**WHAT TO WORK ON:** Extract every line that contains the word "тенденция".

**MATERIAL TO PROCESS:**
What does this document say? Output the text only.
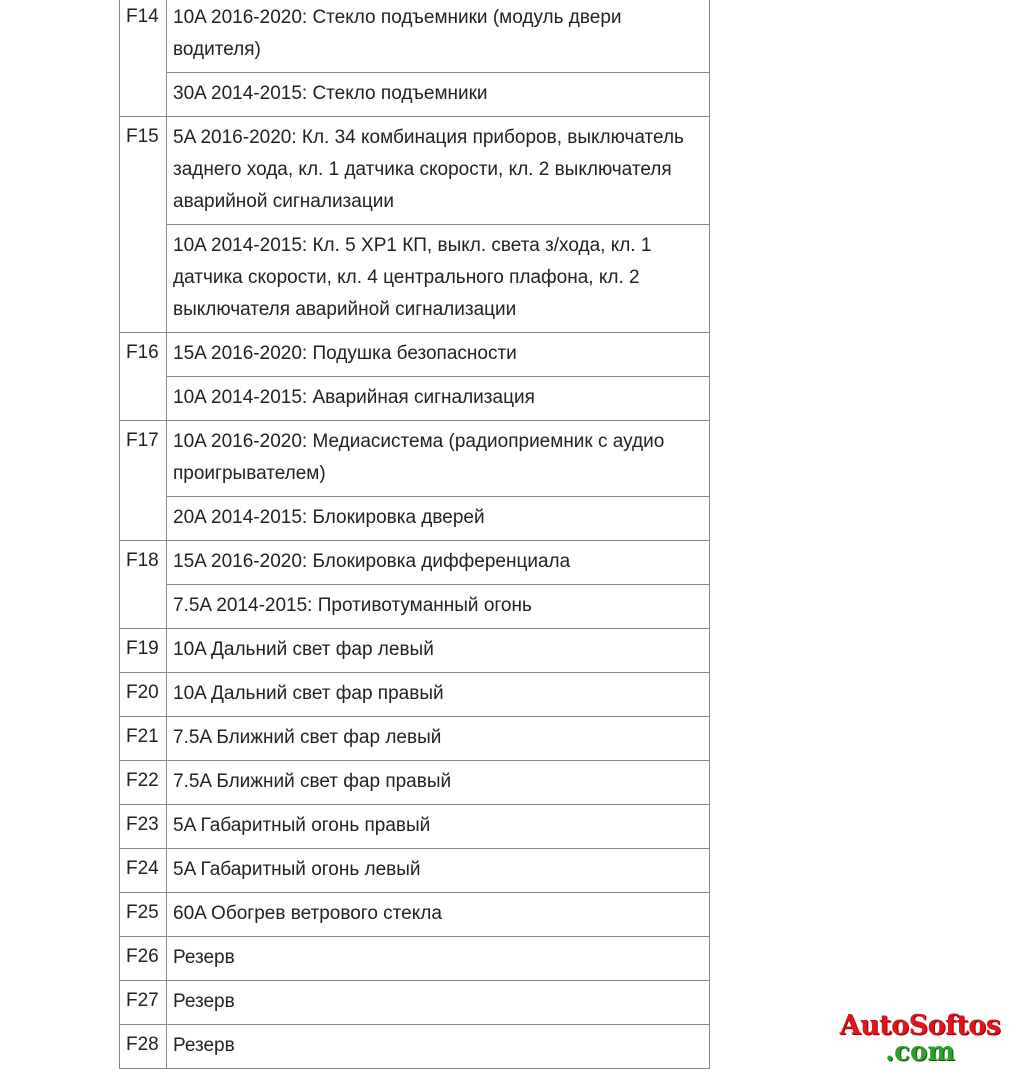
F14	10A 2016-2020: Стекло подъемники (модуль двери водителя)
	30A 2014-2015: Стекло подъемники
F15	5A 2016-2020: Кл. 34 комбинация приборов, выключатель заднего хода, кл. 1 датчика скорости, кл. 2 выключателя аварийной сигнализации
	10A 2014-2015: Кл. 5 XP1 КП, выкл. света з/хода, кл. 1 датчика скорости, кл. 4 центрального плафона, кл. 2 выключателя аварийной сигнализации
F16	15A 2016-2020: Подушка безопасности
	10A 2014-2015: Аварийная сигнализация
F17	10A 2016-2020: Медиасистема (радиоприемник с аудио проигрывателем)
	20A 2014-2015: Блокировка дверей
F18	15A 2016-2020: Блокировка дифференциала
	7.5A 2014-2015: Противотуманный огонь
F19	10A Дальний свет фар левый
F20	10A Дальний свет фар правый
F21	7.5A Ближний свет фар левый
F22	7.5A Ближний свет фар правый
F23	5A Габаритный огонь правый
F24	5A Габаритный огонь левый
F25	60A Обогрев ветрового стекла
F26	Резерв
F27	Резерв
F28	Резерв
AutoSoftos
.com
---
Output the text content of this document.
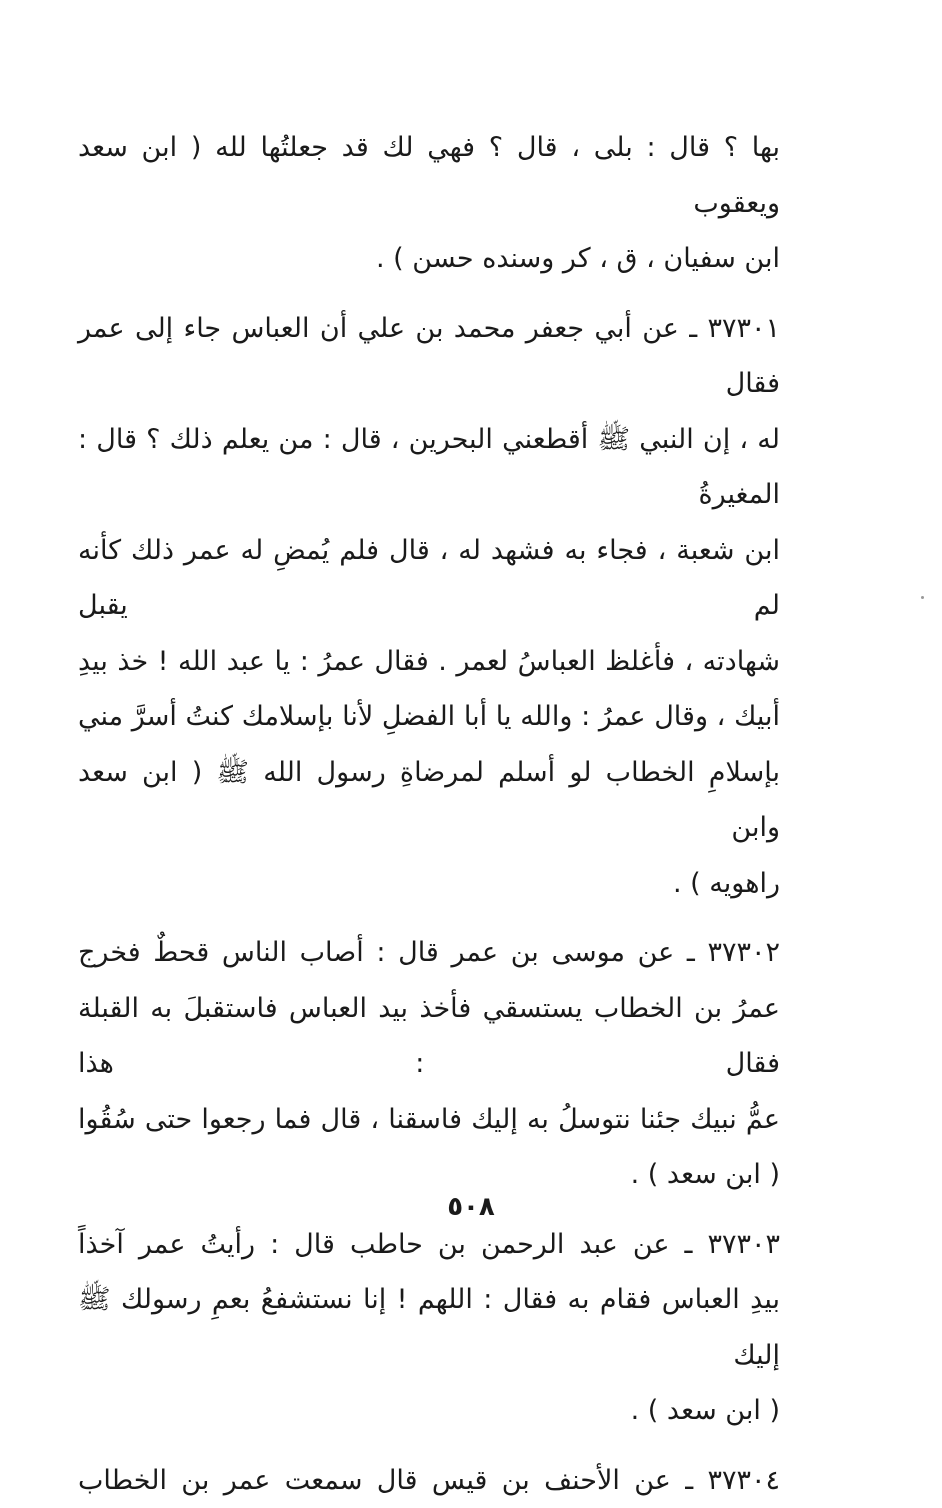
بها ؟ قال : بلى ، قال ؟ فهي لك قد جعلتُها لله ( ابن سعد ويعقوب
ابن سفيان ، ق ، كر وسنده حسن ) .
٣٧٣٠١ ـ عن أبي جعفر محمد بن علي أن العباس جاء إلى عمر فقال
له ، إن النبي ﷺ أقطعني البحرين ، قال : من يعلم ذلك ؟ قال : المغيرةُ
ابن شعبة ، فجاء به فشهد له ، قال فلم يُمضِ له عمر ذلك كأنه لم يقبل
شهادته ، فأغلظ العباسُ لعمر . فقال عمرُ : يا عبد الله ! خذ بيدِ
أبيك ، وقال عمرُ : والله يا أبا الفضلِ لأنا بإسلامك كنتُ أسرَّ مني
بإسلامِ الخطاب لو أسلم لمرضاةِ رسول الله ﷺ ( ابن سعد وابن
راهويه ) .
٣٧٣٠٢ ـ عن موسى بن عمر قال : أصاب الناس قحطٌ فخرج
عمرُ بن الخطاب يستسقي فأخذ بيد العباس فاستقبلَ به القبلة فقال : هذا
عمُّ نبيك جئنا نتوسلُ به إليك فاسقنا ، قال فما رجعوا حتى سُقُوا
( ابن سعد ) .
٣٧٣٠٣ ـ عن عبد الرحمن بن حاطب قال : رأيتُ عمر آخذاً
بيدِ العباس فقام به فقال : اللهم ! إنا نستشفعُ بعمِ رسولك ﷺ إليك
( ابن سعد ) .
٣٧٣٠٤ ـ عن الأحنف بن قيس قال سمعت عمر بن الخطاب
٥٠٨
---
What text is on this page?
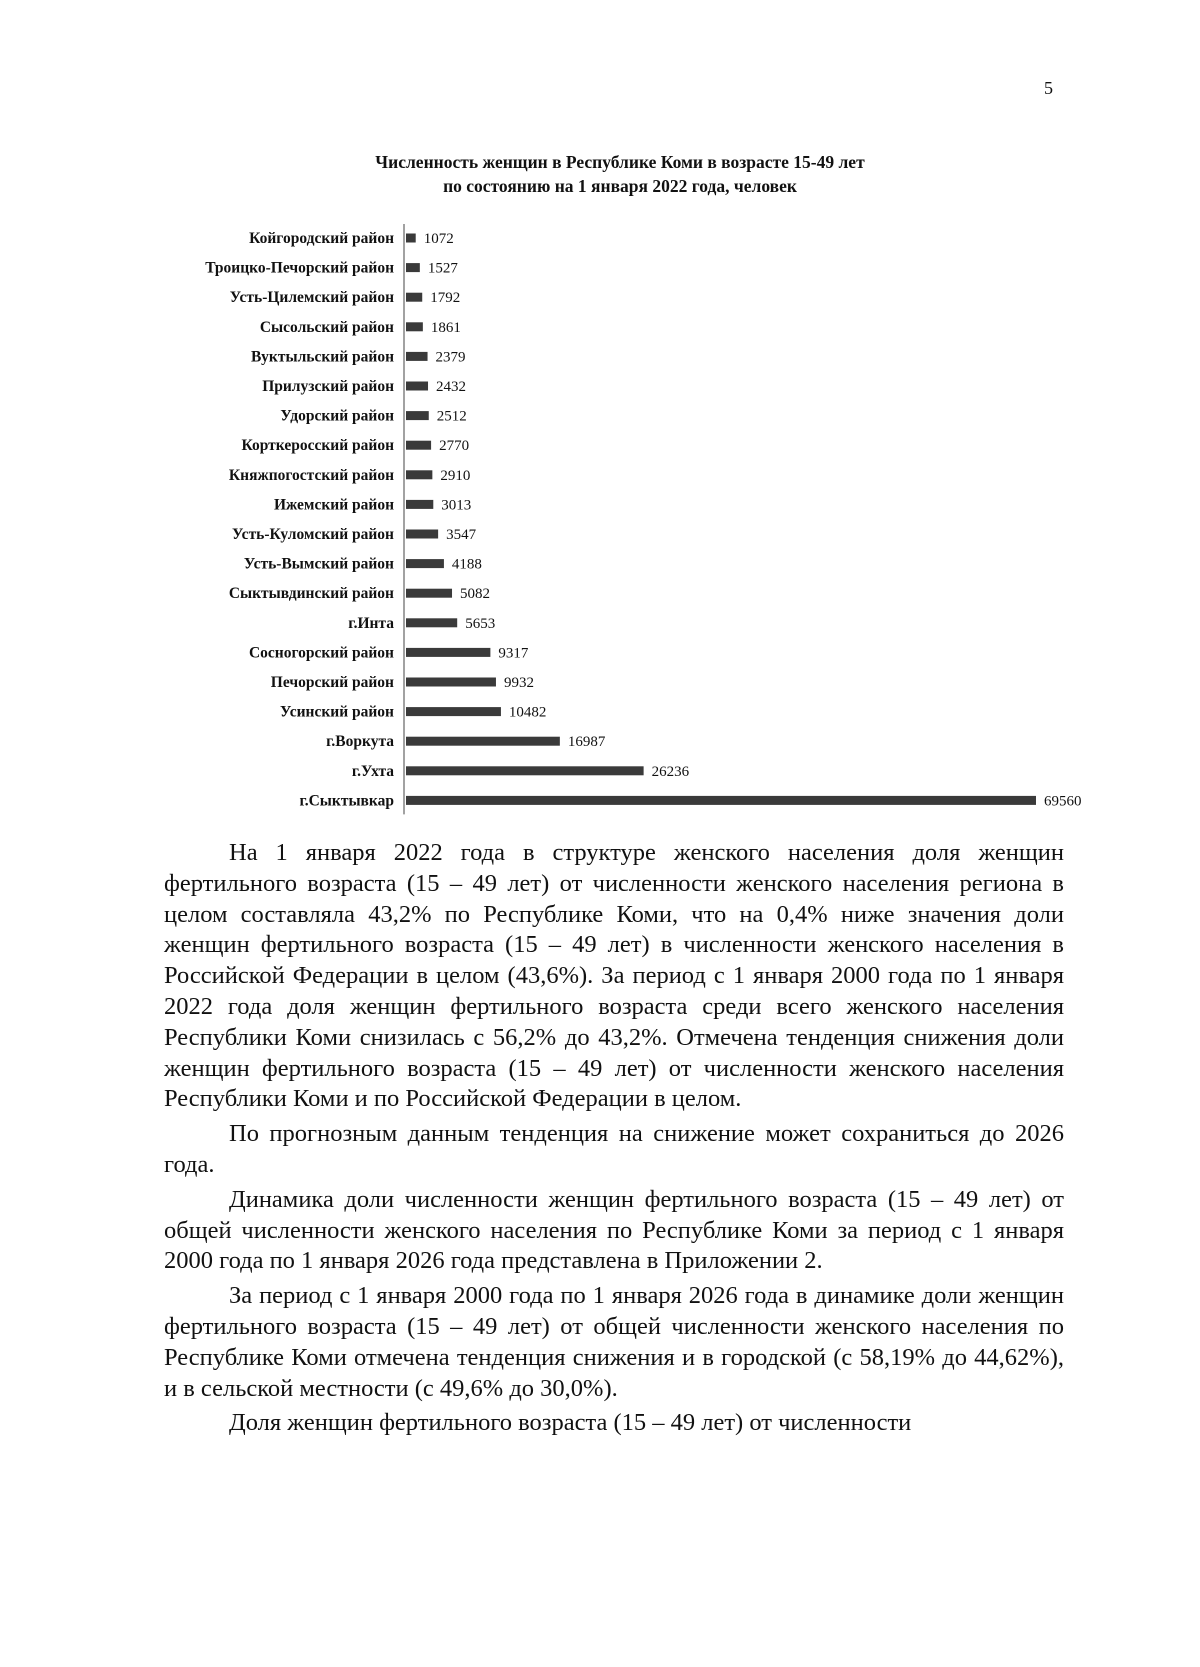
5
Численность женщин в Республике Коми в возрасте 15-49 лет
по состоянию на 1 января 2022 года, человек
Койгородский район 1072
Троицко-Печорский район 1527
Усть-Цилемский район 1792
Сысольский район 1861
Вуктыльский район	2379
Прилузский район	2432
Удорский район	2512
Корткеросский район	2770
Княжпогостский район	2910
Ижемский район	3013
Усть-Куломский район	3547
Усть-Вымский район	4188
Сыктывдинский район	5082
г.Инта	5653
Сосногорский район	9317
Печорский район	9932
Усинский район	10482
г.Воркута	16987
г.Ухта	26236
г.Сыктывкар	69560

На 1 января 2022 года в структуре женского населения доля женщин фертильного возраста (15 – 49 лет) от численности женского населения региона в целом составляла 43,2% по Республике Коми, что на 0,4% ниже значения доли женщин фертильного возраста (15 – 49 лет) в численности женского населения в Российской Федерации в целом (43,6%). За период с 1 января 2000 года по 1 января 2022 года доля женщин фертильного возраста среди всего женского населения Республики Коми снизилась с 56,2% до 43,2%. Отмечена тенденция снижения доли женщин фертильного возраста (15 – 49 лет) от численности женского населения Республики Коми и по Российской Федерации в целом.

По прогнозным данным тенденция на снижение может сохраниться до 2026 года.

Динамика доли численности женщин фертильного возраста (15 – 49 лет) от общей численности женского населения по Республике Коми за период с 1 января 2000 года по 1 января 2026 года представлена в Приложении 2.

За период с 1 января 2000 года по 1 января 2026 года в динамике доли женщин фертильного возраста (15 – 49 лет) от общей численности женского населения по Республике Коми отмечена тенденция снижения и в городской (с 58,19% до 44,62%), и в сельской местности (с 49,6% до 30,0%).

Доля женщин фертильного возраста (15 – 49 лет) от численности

**COMPLETE ANSWER:**
На 1 января 2022 года в структуре женского населения доля женщин фертильного возраста (15 – 49 лет) от численности женского населения региона в целом составляла 43,2% по Республике Коми, что на 0,4% ниже значения доли женщин фертильного возраста (15 – 49 лет) в численности женского населения в Российской Федерации в целом (43,6%). За период с 1 января 2000 года по 1 января 2022 года доля женщин фертильного возраста среди всего женского населения Республики Коми снизилась с 56,2% до 43,2%. Отмечена тенденция снижения доли женщин фертильного возраста (15 – 49 лет) от численности женского населения Республики Коми и по Российской Федерации в целом.
По прогнозным данным тенденция на снижение может сохраниться до 2026 года.
За период с 1 января 2000 года по 1 января 2026 года в динамике доли женщин фертильного возраста (15 – 49 лет) от общей численности женского населения по Республике Коми отмечена тенденция снижения и в городской (с 58,19% до 44,62%), и в сельской местности (с 49,6% до 30,0%).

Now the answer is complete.